Stored entries

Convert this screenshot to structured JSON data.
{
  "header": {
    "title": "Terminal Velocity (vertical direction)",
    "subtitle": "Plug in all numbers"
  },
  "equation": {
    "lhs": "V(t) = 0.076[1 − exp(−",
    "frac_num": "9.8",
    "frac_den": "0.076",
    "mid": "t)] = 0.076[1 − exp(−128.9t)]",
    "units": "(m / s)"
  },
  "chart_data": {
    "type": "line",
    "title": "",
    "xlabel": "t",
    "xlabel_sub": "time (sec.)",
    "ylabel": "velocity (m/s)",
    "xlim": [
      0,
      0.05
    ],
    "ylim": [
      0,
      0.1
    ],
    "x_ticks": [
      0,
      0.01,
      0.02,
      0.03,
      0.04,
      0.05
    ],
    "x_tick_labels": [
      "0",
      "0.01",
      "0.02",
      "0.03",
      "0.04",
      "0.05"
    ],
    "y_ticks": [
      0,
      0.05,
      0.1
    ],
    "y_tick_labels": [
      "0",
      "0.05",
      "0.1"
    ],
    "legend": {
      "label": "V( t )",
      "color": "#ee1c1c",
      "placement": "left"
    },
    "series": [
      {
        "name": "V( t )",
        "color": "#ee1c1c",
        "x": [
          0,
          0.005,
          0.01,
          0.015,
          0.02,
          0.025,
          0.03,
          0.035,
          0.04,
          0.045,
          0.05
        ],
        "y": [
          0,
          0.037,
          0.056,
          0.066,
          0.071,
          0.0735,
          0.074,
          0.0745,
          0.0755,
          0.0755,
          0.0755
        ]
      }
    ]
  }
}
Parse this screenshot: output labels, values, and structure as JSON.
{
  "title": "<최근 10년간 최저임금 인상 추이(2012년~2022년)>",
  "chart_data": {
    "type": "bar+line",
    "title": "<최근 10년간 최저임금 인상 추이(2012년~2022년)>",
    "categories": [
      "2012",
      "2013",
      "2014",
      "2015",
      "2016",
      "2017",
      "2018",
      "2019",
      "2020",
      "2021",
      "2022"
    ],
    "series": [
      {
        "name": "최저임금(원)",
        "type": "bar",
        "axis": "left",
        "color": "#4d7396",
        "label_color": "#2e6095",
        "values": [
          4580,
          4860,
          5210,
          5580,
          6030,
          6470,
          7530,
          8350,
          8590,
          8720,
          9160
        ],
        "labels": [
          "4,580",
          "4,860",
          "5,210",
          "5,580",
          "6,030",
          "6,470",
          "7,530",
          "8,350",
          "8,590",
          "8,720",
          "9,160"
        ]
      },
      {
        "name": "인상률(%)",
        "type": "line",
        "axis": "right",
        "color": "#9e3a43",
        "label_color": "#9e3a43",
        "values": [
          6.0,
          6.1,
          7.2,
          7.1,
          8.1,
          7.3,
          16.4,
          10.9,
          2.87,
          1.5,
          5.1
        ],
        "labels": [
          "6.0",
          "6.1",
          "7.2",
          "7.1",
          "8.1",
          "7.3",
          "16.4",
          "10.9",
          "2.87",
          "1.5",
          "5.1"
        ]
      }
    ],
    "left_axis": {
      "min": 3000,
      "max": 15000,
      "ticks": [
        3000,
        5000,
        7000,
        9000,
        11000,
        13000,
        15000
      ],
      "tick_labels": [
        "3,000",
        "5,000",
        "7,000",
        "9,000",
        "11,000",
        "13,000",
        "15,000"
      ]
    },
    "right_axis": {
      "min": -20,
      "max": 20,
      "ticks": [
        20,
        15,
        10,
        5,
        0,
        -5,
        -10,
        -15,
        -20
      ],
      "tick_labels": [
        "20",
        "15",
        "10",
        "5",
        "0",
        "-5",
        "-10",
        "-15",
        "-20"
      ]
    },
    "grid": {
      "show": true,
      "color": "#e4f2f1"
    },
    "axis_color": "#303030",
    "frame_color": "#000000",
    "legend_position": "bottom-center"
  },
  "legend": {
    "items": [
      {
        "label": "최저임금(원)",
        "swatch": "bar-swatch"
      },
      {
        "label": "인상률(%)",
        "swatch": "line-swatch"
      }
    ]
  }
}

GIVEN EXERCISE: What do the records say? Quote them all exactly.

OUTPUT OF THE TASK:
Convert this screenshot to structured JSON data.
{
  "header": {
    "title": "Terminal Velocity (vertical direction)",
    "subtitle": "Plug in all numbers"
  },
  "equation": {
    "lhs": "V(t) = 0.076[1 − exp(−",
    "frac_num": "9.8",
    "frac_den": "0.076",
    "mid": "t)] = 0.076[1 − exp(−128.9t)]",
    "units": "(m / s)"
  },
  "chart_data": {
    "type": "line",
    "title": "",
    "xlabel": "t",
    "xlabel_sub": "time (sec.)",
    "ylabel": "velocity (m/s)",
    "xlim": [
      0,
      0.05
    ],
    "ylim": [
      0,
      0.1
    ],
    "x_ticks": [
      0,
      0.01,
      0.02,
      0.03,
      0.04,
      0.05
    ],
    "x_tick_labels": [
      "0",
      "0.01",
      "0.02",
      "0.03",
      "0.04",
      "0.05"
    ],
    "y_ticks": [
      0,
      0.05,
      0.1
    ],
    "y_tick_labels": [
      "0",
      "0.05",
      "0.1"
    ],
    "legend": {
      "label": "V( t )",
      "color": "#ee1c1c",
      "placement": "left"
    },
    "series": [
      {
        "name": "V( t )",
        "color": "#ee1c1c",
        "x": [
          0,
          0.005,
          0.01,
          0.015,
          0.02,
          0.025,
          0.03,
          0.035,
          0.04,
          0.045,
          0.05
        ],
        "y": [
          0,
          0.037,
          0.056,
          0.066,
          0.071,
          0.0735,
          0.074,
          0.0745,
          0.0755,
          0.0755,
          0.0755
        ]
      }
    ]
  }
}
Parse this screenshot: output labels, values, and structure as JSON.
{
  "title": "<최근 10년간 최저임금 인상 추이(2012년~2022년)>",
  "chart_data": {
    "type": "bar+line",
    "title": "<최근 10년간 최저임금 인상 추이(2012년~2022년)>",
    "categories": [
      "2012",
      "2013",
      "2014",
      "2015",
      "2016",
      "2017",
      "2018",
      "2019",
      "2020",
      "2021",
      "2022"
    ],
    "series": [
      {
        "name": "최저임금(원)",
        "type": "bar",
        "axis": "left",
        "color": "#4d7396",
        "label_color": "#2e6095",
        "values": [
          4580,
          4860,
          5210,
          5580,
          6030,
          6470,
          7530,
          8350,
          8590,
          8720,
          9160
        ],
        "labels": [
          "4,580",
          "4,860",
          "5,210",
          "5,580",
          "6,030",
          "6,470",
          "7,530",
          "8,350",
          "8,590",
          "8,720",
          "9,160"
        ]
      },
      {
        "name": "인상률(%)",
        "type": "line",
        "axis": "right",
        "color": "#9e3a43",
        "label_color": "#9e3a43",
        "values": [
          6.0,
          6.1,
          7.2,
          7.1,
          8.1,
          7.3,
          16.4,
          10.9,
          2.87,
          1.5,
          5.1
        ],
        "labels": [
          "6.0",
          "6.1",
          "7.2",
          "7.1",
          "8.1",
          "7.3",
          "16.4",
          "10.9",
          "2.87",
          "1.5",
          "5.1"
        ]
      }
    ],
    "left_axis": {
      "min": 3000,
      "max": 15000,
      "ticks": [
        3000,
        5000,
        7000,
        9000,
        11000,
        13000,
        15000
      ],
      "tick_labels": [
        "3,000",
        "5,000",
        "7,000",
        "9,000",
        "11,000",
        "13,000",
        "15,000"
      ]
    },
    "right_axis": {
      "min": -20,
      "max": 20,
      "ticks": [
        20,
        15,
        10,
        5,
        0,
        -5,
        -10,
        -15,
        -20
      ],
      "tick_labels": [
        "20",
        "15",
        "10",
        "5",
        "0",
        "-5",
        "-10",
        "-15",
        "-20"
      ]
    },
    "grid": {
      "show": true,
      "color": "#e4f2f1"
    },
    "axis_color": "#303030",
    "frame_color": "#000000",
    "legend_position": "bottom-center"
  },
  "legend": {
    "items": [
      {
        "label": "최저임금(원)",
        "swatch": "bar-swatch"
      },
      {
        "label": "인상률(%)",
        "swatch": "line-swatch"
      }
    ]
  }
}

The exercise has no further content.